BEGIN Listed records
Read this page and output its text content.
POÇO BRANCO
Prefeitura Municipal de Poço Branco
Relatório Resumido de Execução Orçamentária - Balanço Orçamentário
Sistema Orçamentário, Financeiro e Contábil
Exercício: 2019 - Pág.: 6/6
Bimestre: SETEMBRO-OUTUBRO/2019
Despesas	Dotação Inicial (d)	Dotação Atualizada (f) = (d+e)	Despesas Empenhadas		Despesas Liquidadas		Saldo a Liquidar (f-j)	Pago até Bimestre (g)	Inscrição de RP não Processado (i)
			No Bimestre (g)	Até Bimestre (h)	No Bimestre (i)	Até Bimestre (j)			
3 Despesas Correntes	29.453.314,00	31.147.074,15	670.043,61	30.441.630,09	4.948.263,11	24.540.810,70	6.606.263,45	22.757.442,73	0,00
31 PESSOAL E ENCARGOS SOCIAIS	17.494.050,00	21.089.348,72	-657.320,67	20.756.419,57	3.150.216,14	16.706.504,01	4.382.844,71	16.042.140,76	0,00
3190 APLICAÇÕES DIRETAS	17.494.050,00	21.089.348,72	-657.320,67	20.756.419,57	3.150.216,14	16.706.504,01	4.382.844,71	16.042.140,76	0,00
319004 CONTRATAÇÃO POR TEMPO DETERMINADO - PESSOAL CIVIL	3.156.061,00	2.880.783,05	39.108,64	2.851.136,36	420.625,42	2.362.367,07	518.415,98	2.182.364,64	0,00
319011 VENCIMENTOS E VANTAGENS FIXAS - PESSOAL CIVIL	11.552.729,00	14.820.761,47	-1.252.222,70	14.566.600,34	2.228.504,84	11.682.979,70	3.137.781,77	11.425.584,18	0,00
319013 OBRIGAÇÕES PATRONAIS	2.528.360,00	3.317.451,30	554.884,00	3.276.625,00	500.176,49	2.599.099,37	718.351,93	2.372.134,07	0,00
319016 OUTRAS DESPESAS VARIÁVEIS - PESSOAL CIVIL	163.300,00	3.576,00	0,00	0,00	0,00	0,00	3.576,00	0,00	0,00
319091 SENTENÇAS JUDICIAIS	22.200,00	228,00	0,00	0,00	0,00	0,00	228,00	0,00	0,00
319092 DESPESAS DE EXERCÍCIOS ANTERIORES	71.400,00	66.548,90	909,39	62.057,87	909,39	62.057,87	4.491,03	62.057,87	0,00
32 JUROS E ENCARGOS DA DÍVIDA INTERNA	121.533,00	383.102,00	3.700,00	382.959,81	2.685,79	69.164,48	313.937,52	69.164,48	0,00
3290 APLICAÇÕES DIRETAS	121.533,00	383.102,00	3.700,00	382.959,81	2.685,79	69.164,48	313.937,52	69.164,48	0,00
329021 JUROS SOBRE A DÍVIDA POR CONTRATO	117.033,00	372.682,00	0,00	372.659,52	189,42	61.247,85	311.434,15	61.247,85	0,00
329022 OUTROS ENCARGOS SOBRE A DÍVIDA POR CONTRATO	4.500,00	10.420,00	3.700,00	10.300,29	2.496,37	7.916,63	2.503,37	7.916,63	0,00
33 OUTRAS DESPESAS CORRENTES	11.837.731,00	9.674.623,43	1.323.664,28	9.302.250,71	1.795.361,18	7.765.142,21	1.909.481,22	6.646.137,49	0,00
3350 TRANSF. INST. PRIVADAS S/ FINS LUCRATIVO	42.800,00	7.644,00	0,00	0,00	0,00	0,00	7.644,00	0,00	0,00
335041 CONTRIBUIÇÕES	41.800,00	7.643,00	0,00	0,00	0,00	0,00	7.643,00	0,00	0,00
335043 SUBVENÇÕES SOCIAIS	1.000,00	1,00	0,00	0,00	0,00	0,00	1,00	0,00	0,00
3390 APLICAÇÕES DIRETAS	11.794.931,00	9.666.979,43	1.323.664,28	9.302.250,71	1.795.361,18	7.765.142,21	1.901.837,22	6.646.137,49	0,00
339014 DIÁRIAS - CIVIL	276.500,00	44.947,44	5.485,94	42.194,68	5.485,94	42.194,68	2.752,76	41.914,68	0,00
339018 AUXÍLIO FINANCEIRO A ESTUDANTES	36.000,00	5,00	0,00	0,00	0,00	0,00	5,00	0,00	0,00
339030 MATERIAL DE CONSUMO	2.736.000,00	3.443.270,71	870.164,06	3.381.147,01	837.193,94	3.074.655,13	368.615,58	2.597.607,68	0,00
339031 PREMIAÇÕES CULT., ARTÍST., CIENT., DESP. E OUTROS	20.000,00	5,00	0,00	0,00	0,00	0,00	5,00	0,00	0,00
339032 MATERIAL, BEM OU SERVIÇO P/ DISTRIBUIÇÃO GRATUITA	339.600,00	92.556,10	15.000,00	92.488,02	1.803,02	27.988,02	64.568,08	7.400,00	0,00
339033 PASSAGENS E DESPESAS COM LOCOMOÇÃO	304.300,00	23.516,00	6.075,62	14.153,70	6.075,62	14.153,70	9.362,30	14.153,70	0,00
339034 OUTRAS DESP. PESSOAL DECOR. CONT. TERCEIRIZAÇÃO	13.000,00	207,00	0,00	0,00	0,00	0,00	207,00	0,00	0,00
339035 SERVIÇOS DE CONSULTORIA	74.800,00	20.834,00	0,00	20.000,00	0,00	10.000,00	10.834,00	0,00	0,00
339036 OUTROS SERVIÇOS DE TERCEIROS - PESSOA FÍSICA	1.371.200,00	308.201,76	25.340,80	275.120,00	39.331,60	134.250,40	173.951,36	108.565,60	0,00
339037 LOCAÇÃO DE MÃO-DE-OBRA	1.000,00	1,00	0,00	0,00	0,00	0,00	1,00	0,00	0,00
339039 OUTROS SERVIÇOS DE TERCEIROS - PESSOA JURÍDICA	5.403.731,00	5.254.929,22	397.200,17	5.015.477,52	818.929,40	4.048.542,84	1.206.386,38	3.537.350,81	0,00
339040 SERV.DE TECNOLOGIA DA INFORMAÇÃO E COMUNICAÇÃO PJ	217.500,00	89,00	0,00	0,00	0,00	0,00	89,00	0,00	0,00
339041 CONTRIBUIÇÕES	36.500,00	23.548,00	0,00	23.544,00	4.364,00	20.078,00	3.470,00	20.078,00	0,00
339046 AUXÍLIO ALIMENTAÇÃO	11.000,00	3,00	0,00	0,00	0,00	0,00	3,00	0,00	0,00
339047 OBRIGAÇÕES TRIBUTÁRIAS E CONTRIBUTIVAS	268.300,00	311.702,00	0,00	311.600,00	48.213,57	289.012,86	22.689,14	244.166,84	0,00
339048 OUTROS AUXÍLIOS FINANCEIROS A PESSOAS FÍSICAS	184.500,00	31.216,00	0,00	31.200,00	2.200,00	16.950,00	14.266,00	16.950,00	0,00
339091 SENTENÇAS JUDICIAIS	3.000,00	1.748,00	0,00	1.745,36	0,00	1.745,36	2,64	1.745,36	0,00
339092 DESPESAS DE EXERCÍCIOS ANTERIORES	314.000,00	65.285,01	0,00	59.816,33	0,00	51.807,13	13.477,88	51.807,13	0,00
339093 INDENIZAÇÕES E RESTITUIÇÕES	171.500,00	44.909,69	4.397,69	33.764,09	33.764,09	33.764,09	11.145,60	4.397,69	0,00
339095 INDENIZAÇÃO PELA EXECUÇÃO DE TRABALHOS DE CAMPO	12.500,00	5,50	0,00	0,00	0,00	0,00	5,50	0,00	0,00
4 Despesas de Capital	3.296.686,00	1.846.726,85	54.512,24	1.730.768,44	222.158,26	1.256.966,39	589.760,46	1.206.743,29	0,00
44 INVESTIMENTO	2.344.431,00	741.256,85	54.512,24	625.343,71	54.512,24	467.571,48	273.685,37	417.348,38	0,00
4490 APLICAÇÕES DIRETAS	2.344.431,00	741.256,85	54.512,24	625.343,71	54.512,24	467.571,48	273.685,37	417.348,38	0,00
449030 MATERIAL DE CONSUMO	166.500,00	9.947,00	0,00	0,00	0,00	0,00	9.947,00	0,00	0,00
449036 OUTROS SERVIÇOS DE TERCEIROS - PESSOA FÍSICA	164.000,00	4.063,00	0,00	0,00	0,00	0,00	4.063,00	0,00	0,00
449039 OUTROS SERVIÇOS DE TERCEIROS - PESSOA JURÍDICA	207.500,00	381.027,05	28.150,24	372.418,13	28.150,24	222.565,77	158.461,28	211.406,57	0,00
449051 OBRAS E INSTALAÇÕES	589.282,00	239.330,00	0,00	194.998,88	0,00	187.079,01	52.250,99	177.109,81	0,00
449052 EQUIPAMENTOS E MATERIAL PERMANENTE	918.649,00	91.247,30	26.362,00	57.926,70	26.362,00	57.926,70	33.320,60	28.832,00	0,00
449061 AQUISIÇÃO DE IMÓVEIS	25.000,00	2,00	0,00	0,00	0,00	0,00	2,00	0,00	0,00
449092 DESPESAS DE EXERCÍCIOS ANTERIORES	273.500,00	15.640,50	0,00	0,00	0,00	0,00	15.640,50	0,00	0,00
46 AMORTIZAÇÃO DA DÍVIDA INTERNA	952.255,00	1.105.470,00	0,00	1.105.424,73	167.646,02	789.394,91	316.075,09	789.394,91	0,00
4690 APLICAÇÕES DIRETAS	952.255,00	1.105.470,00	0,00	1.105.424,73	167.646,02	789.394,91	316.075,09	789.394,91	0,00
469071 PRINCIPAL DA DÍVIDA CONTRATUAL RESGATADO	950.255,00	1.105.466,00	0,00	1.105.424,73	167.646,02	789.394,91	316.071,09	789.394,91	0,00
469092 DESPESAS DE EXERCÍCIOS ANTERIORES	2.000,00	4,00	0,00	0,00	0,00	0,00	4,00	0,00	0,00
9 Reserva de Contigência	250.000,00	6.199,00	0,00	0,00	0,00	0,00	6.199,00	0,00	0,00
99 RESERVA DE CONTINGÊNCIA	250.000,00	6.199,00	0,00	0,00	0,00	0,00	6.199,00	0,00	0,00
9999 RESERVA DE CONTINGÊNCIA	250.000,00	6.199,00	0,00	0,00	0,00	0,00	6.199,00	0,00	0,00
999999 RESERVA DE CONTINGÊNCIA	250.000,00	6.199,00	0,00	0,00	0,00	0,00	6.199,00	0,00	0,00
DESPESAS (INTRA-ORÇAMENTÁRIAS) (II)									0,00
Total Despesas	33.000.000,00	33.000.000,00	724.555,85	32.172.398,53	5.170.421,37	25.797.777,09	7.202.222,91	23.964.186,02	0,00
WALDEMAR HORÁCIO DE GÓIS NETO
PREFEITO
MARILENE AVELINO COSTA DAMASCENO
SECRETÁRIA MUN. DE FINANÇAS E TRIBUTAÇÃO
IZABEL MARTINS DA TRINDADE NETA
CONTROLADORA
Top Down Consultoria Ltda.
END Listed records
### What needs to be done
Copy each line of the preceding data that contains the string "OBRIGAÇÕES".

### Answer to this exercise
319013 OBRIGAÇÕES PATRONAIS	2.528.360,00	3.317.451,30	554.884,00	3.276.625,00	500.176,49	2.599.099,37	718.351,93	2.372.134,07	0,00
339047 OBRIGAÇÕES TRIBUTÁRIAS E CONTRIBUTIVAS	268.300,00	311.702,00	0,00	311.600,00	48.213,57	289.012,86	22.689,14	244.166,84	0,00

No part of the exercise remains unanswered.